---------- DATASET RECORDS ----------

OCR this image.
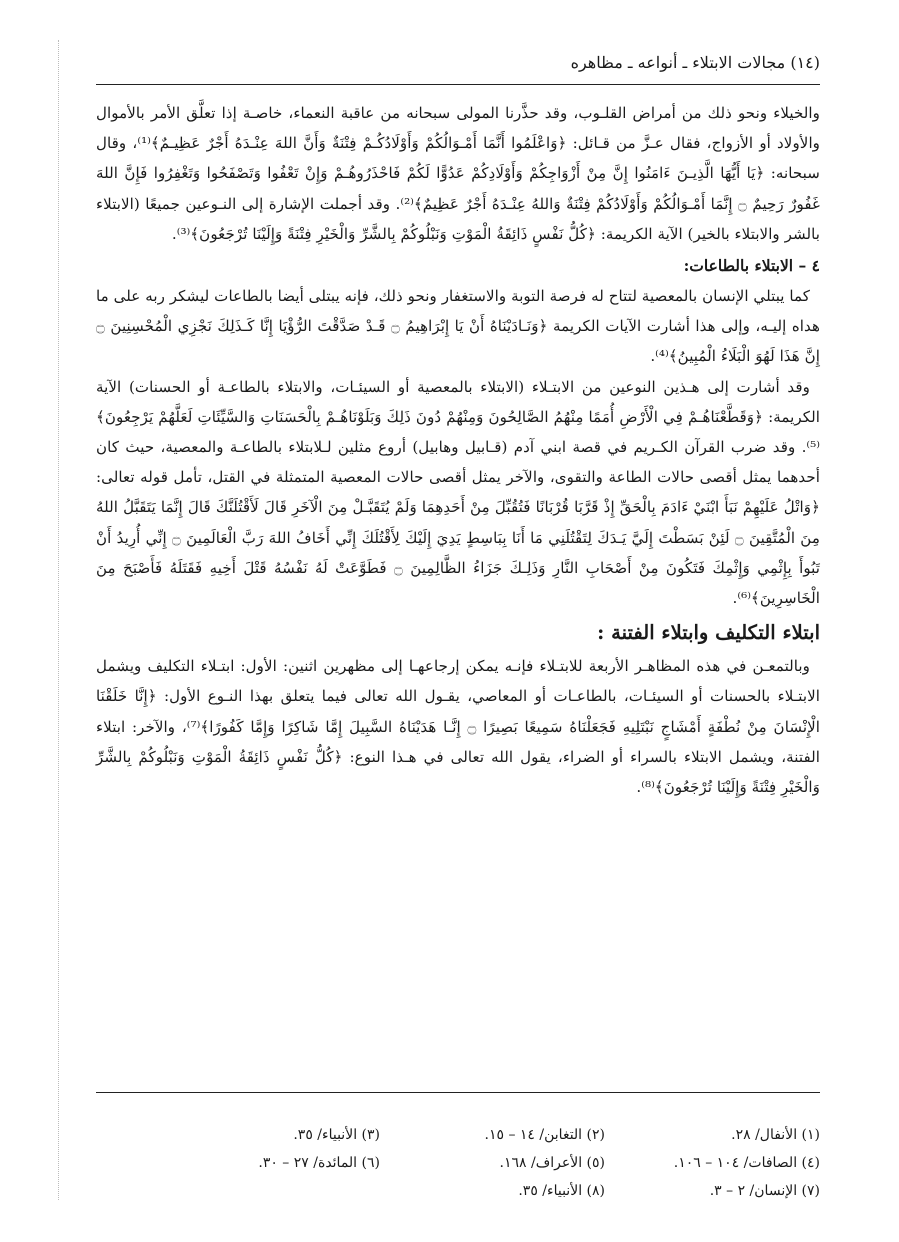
(١٤) مجالات الابتلاء ـ أنواعه ـ مظاهره

والخيلاء ونحو ذلك من أمراض القلـوب، وقد حذَّرنا المولى سبحانه من عاقبة النعماء، خاصـة إذا تعلَّق الأمر بالأموال والأولاد أو الأزواج، فقال عـزَّ من قـائل: ﴿وَاعْلَمُوا أَنَّمَا أَمْـوَالُكُمْ وَأَوْلَادُكُـمْ فِتْنَةٌ وَأَنَّ اللهَ عِنْـدَهُ أَجْرٌ عَظِيـمٌ﴾⁽¹⁾، وقال سبحانه: ﴿يَا أَيُّهَا الَّذِيـنَ ءَامَنُوا إِنَّ مِنْ أَزْوَاجِكُمْ وَأَوْلَادِكُمْ عَدُوًّا لَكُمْ فَاحْذَرُوهُـمْ وَإِنْ تَعْفُوا وَتَصْفَحُوا وَتَغْفِرُوا فَإِنَّ اللهَ غَفُورٌ رَحِيمٌ ۝ إِنَّمَا أَمْـوَالُكُمْ وَأَوْلَادُكُمْ فِتْنَةٌ وَاللهُ عِنْـدَهُ أَجْرٌ عَظِيمٌ﴾⁽²⁾. وقد أجملت الإشارة إلى النـوعين جميعًا (الابتلاء بالشر والابتلاء بالخير) الآية الكريمة: ﴿كُلُّ نَفْسٍ ذَائِقَةُ الْمَوْتِ وَنَبْلُوكُمْ بِالشَّرِّ وَالْخَيْرِ فِتْنَةً وَإِلَيْنَا تُرْجَعُونَ﴾⁽³⁾.

٤ – الابتلاء بالطاعات:

كما يبتلي الإنسان بالمعصية لتتاح له فرصة التوبة والاستغفار ونحو ذلك، فإنه يبتلى أيضا بالطاعات ليشكر ربه على ما هداه إليـه، وإلى هذا أشارت الآيات الكريمة ﴿وَنَـادَيْنَاهُ أَنْ يَا إِبْرَاهِيمُ ۝ قَـدْ صَدَّقْتَ الرُّؤْيَا إِنَّا كَـذَلِكَ نَجْزِي الْمُحْسِنِينَ ۝ إِنَّ هَذَا لَهُوَ الْبَلَاءُ الْمُبِينُ﴾⁽⁴⁾.

وقد أشارت إلى هـذين النوعين من الابتـلاء (الابتلاء بالمعصية أو السيئـات، والابتلاء بالطاعـة أو الحسنات) الآية الكريمة: ﴿وَقَطَّعْنَاهُـمْ فِي الْأَرْضِ أُمَمًا مِنْهُمُ الصَّالِحُونَ وَمِنْهُمْ دُونَ ذَلِكَ وَبَلَوْنَاهُـمْ بِالْحَسَنَاتِ وَالسَّيِّئَاتِ لَعَلَّهُمْ يَرْجِعُونَ﴾⁽⁵⁾. وقد ضرب القرآن الكـريم في قصة ابني آدم (قـابيل وهابيل) أروع مثلين لـلابتلاء بالطاعـة والمعصية، حيث كان أحدهما يمثل أقصى حالات الطاعة والتقوى، والآخر يمثل أقصى حالات المعصية المتمثلة في القتل، تأمل قوله تعالى: ﴿وَاتْلُ عَلَيْهِمْ نَبَأَ ابْنَيْ ءَادَمَ بِالْحَقِّ إِذْ قَرَّبَا قُرْبَانًا فَتُقُبِّلَ مِنْ أَحَدِهِمَا وَلَمْ يُتَقَبَّـلْ مِنَ الْآخَرِ قَالَ لَأَقْتُلَنَّكَ قَالَ إِنَّمَا يَتَقَبَّلُ اللهُ مِنَ الْمُتَّقِينَ ۝ لَئِنْ بَسَطْتَ إِلَيَّ يَـدَكَ لِتَقْتُلَنِي مَا أَنَا بِبَاسِطٍ يَدِيَ إِلَيْكَ لِأَقْتُلَكَ إِنِّي أَخَافُ اللهَ رَبَّ الْعَالَمِينَ ۝ إِنِّي أُرِيدُ أَنْ تَبُوأَ بِإِثْمِي وَإِثْمِكَ فَتَكُونَ مِنْ أَصْحَابِ النَّارِ وَذَلِـكَ جَزَاءُ الظَّالِمِينَ ۝ فَطَوَّعَتْ لَهُ نَفْسُهُ قَتْلَ أَخِيهِ فَقَتَلَهُ فَأَصْبَحَ مِنَ الْخَاسِرِينَ﴾⁽⁶⁾.

ابتلاء التكليف وابتلاء الفتنة :

وبالتمعـن في هذه المظاهـر الأربعة للابتـلاء فإنـه يمكن إرجاعهـا إلى مظهرين اثنين: الأول: ابتـلاء التكليف ويشمل الابتـلاء بالحسنات أو السيئـات، بالطاعـات أو المعاصي، يقـول الله تعالى فيما يتعلق بهذا النـوع الأول: ﴿إِنَّا خَلَقْنَا الْإِنْسَانَ مِنْ نُطْفَةٍ أَمْشَاجٍ نَبْتَلِيهِ فَجَعَلْنَاهُ سَمِيعًا بَصِيرًا ۝ إِنَّـا هَدَيْنَاهُ السَّبِيلَ إِمَّا شَاكِرًا وَإِمَّا كَفُورًا﴾⁽⁷⁾، والآخر: ابتلاء الفتنة، ويشمل الابتلاء بالسراء أو الضراء، يقول الله تعالى في هـذا النوع: ﴿كُلُّ نَفْسٍ ذَائِقَةُ الْمَوْتِ وَنَبْلُوكُمْ بِالشَّرِّ وَالْخَيْرِ فِتْنَةً وَإِلَيْنَا تُرْجَعُونَ﴾⁽⁸⁾.

(١) الأنفال/ ٢٨.
(٢) التغابن/ ١٤ – ١٥.
(٣) الأنبياء/ ٣٥.
(٤) الصافات/ ١٠٤ – ١٠٦.
(٥) الأعراف/ ١٦٨.
(٦) المائدة/ ٢٧ – ٣٠.
(٧) الإنسان/ ٢ – ٣.
(٨) الأنبياء/ ٣٥.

----------

#### STATED PROBLEM
Can you restate all the records above word for word while dropping the pictures?

#### TASK ANSWER
OCR this image.
(١٤) مجالات الابتلاء ـ أنواعه ـ مظاهره

والخيلاء ونحو ذلك من أمراض القلـوب، وقد حذَّرنا المولى سبحانه من عاقبة النعماء، خاصـة إذا تعلَّق الأمر بالأموال والأولاد أو الأزواج، فقال عـزَّ من قـائل: ﴿وَاعْلَمُوا أَنَّمَا أَمْـوَالُكُمْ وَأَوْلَادُكُـمْ فِتْنَةٌ وَأَنَّ اللهَ عِنْـدَهُ أَجْرٌ عَظِيـمٌ﴾⁽¹⁾، وقال سبحانه: ﴿يَا أَيُّهَا الَّذِيـنَ ءَامَنُوا إِنَّ مِنْ أَزْوَاجِكُمْ وَأَوْلَادِكُمْ عَدُوًّا لَكُمْ فَاحْذَرُوهُـمْ وَإِنْ تَعْفُوا وَتَصْفَحُوا وَتَغْفِرُوا فَإِنَّ اللهَ غَفُورٌ رَحِيمٌ ۝ إِنَّمَا أَمْـوَالُكُمْ وَأَوْلَادُكُمْ فِتْنَةٌ وَاللهُ عِنْـدَهُ أَجْرٌ عَظِيمٌ﴾⁽²⁾. وقد أجملت الإشارة إلى النـوعين جميعًا (الابتلاء بالشر والابتلاء بالخير) الآية الكريمة: ﴿كُلُّ نَفْسٍ ذَائِقَةُ الْمَوْتِ وَنَبْلُوكُمْ بِالشَّرِّ وَالْخَيْرِ فِتْنَةً وَإِلَيْنَا تُرْجَعُونَ﴾⁽³⁾.

٤ – الابتلاء بالطاعات:

كما يبتلي الإنسان بالمعصية لتتاح له فرصة التوبة والاستغفار ونحو ذلك، فإنه يبتلى أيضا بالطاعات ليشكر ربه على ما هداه إليـه، وإلى هذا أشارت الآيات الكريمة ﴿وَنَـادَيْنَاهُ أَنْ يَا إِبْرَاهِيمُ ۝ قَـدْ صَدَّقْتَ الرُّؤْيَا إِنَّا كَـذَلِكَ نَجْزِي الْمُحْسِنِينَ ۝ إِنَّ هَذَا لَهُوَ الْبَلَاءُ الْمُبِينُ﴾⁽⁴⁾.

وقد أشارت إلى هـذين النوعين من الابتـلاء (الابتلاء بالمعصية أو السيئـات، والابتلاء بالطاعـة أو الحسنات) الآية الكريمة: ﴿وَقَطَّعْنَاهُـمْ فِي الْأَرْضِ أُمَمًا مِنْهُمُ الصَّالِحُونَ وَمِنْهُمْ دُونَ ذَلِكَ وَبَلَوْنَاهُـمْ بِالْحَسَنَاتِ وَالسَّيِّئَاتِ لَعَلَّهُمْ يَرْجِعُونَ﴾⁽⁵⁾. وقد ضرب القرآن الكـريم في قصة ابني آدم (قـابيل وهابيل) أروع مثلين لـلابتلاء بالطاعـة والمعصية، حيث كان أحدهما يمثل أقصى حالات الطاعة والتقوى، والآخر يمثل أقصى حالات المعصية المتمثلة في القتل، تأمل قوله تعالى: ﴿وَاتْلُ عَلَيْهِمْ نَبَأَ ابْنَيْ ءَادَمَ بِالْحَقِّ إِذْ قَرَّبَا قُرْبَانًا فَتُقُبِّلَ مِنْ أَحَدِهِمَا وَلَمْ يُتَقَبَّـلْ مِنَ الْآخَرِ قَالَ لَأَقْتُلَنَّكَ قَالَ إِنَّمَا يَتَقَبَّلُ اللهُ مِنَ الْمُتَّقِينَ ۝ لَئِنْ بَسَطْتَ إِلَيَّ يَـدَكَ لِتَقْتُلَنِي مَا أَنَا بِبَاسِطٍ يَدِيَ إِلَيْكَ لِأَقْتُلَكَ إِنِّي أَخَافُ اللهَ رَبَّ الْعَالَمِينَ ۝ إِنِّي أُرِيدُ أَنْ تَبُوأَ بِإِثْمِي وَإِثْمِكَ فَتَكُونَ مِنْ أَصْحَابِ النَّارِ وَذَلِـكَ جَزَاءُ الظَّالِمِينَ ۝ فَطَوَّعَتْ لَهُ نَفْسُهُ قَتْلَ أَخِيهِ فَقَتَلَهُ فَأَصْبَحَ مِنَ الْخَاسِرِينَ﴾⁽⁶⁾.

ابتلاء التكليف وابتلاء الفتنة :

وبالتمعـن في هذه المظاهـر الأربعة للابتـلاء فإنـه يمكن إرجاعهـا إلى مظهرين اثنين: الأول: ابتـلاء التكليف ويشمل الابتـلاء بالحسنات أو السيئـات، بالطاعـات أو المعاصي، يقـول الله تعالى فيما يتعلق بهذا النـوع الأول: ﴿إِنَّا خَلَقْنَا الْإِنْسَانَ مِنْ نُطْفَةٍ أَمْشَاجٍ نَبْتَلِيهِ فَجَعَلْنَاهُ سَمِيعًا بَصِيرًا ۝ إِنَّـا هَدَيْنَاهُ السَّبِيلَ إِمَّا شَاكِرًا وَإِمَّا كَفُورًا﴾⁽⁷⁾، والآخر: ابتلاء الفتنة، ويشمل الابتلاء بالسراء أو الضراء، يقول الله تعالى في هـذا النوع: ﴿كُلُّ نَفْسٍ ذَائِقَةُ الْمَوْتِ وَنَبْلُوكُمْ بِالشَّرِّ وَالْخَيْرِ فِتْنَةً وَإِلَيْنَا تُرْجَعُونَ﴾⁽⁸⁾.

(١) الأنفال/ ٢٨.
(٢) التغابن/ ١٤ – ١٥.
(٣) الأنبياء/ ٣٥.
(٤) الصافات/ ١٠٤ – ١٠٦.
(٥) الأعراف/ ١٦٨.
(٦) المائدة/ ٢٧ – ٣٠.
(٧) الإنسان/ ٢ – ٣.
(٨) الأنبياء/ ٣٥.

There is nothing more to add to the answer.